List each line of the data that holds the string "value".

## Dataset rows:
※
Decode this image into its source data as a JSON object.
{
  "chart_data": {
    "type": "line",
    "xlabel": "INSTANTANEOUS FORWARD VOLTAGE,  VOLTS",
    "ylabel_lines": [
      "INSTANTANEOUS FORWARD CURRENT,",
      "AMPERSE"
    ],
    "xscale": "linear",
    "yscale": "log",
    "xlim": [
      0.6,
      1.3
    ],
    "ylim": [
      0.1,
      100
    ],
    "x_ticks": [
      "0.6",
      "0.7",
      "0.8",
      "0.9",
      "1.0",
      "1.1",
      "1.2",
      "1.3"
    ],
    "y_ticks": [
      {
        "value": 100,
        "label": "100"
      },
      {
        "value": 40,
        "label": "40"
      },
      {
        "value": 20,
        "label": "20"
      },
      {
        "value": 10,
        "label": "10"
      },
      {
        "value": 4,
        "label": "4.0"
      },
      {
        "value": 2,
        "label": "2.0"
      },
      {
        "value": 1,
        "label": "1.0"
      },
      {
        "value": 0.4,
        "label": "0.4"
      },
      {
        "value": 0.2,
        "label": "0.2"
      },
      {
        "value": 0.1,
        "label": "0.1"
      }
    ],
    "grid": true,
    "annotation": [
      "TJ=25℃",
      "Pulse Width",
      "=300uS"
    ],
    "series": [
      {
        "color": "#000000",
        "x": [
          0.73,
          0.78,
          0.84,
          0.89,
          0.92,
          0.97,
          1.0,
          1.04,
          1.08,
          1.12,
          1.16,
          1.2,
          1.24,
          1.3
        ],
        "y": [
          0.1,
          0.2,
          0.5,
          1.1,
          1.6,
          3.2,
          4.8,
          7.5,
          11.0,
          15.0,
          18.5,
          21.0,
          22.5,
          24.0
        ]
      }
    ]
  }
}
※
## Written solution:
        "value": 100,
        "value": 40,
        "value": 20,
        "value": 10,
        "value": 4,
        "value": 2,
        "value": 1,
        "value": 0.4,
        "value": 0.2,
        "value": 0.1,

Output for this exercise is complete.